» **EXERCISE AIM**: Lift out all lines below that contain "name".

=== DATA ENTRIES ===

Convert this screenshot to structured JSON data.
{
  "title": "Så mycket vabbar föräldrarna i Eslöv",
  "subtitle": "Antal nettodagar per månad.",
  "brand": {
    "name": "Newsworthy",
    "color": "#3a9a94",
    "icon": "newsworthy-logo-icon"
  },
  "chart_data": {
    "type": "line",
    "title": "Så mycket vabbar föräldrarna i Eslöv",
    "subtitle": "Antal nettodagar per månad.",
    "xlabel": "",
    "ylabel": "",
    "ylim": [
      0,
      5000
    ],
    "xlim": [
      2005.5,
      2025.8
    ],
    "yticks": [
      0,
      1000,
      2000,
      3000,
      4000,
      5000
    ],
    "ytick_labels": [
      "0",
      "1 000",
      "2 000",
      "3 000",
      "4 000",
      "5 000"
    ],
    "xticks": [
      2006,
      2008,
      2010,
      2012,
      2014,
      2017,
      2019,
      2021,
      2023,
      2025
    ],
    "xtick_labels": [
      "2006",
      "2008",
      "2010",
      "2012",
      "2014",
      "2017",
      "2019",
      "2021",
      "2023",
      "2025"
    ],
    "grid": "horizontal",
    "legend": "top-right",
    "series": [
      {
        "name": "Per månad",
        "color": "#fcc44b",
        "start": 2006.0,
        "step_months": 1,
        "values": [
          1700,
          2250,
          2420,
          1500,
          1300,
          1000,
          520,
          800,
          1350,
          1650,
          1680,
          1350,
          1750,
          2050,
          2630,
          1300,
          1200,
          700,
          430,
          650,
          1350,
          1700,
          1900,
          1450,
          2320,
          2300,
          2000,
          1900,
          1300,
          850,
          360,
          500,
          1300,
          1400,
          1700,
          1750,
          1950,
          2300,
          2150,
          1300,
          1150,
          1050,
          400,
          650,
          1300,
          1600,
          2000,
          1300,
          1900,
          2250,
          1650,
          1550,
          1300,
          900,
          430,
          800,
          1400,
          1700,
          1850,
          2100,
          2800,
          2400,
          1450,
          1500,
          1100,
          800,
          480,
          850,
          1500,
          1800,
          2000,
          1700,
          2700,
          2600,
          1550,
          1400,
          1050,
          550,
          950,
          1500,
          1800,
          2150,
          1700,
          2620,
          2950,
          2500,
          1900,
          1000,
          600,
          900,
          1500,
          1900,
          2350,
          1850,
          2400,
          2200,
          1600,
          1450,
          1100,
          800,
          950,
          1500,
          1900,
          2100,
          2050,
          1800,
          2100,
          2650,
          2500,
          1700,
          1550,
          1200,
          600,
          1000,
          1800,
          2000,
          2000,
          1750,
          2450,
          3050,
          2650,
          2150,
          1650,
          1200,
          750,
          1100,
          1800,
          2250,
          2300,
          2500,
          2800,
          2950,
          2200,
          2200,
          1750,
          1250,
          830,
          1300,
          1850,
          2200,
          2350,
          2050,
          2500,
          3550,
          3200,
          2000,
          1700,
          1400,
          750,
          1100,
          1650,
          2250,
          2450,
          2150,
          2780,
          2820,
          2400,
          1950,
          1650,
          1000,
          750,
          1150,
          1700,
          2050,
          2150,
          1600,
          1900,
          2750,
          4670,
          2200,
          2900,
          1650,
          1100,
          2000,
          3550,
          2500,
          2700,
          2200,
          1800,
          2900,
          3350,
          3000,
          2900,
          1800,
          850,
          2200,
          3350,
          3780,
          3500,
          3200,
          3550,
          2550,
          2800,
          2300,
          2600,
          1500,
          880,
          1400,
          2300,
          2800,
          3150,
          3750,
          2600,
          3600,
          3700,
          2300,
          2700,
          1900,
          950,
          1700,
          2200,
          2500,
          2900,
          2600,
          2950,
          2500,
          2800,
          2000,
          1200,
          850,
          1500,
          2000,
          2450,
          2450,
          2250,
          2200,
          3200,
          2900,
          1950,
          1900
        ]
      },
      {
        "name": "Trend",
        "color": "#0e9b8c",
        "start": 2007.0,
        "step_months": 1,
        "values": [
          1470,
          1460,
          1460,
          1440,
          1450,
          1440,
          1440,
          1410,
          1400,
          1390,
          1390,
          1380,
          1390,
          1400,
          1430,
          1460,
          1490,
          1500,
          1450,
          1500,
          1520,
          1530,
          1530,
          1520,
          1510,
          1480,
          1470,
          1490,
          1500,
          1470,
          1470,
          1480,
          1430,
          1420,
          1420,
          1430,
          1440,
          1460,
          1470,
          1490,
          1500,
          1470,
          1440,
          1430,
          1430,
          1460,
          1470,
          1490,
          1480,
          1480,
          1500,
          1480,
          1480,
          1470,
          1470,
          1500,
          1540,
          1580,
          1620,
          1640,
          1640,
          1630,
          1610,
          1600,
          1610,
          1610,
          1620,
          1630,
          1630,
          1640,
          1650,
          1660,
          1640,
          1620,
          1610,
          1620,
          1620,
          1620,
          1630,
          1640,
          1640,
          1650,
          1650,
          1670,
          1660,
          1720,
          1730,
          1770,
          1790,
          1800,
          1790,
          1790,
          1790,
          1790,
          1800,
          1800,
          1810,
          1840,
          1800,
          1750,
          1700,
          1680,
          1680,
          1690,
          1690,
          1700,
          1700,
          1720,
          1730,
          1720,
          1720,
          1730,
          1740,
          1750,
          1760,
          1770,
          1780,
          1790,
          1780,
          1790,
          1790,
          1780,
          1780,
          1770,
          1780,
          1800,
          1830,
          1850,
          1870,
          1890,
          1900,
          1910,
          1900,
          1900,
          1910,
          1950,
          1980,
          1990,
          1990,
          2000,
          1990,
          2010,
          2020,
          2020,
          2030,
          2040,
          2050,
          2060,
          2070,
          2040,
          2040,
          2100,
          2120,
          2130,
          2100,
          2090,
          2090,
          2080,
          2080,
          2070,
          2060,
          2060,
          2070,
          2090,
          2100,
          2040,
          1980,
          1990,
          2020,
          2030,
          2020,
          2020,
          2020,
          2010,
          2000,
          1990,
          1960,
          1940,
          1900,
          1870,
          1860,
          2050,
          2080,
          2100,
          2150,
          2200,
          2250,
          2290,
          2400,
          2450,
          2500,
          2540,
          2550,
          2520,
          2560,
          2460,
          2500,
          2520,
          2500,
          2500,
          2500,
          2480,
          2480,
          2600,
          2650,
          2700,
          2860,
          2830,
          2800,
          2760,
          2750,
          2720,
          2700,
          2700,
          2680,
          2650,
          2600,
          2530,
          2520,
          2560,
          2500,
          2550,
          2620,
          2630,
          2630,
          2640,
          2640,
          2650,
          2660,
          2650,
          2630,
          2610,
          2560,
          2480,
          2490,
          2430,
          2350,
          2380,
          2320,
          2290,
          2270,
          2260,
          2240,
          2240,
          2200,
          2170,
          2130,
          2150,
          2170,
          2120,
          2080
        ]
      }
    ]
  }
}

===

» **RESULT OF THIS EXERCISE**:
    "name": "Newsworthy",
        "name": "Per månad",
        "name": "Trend",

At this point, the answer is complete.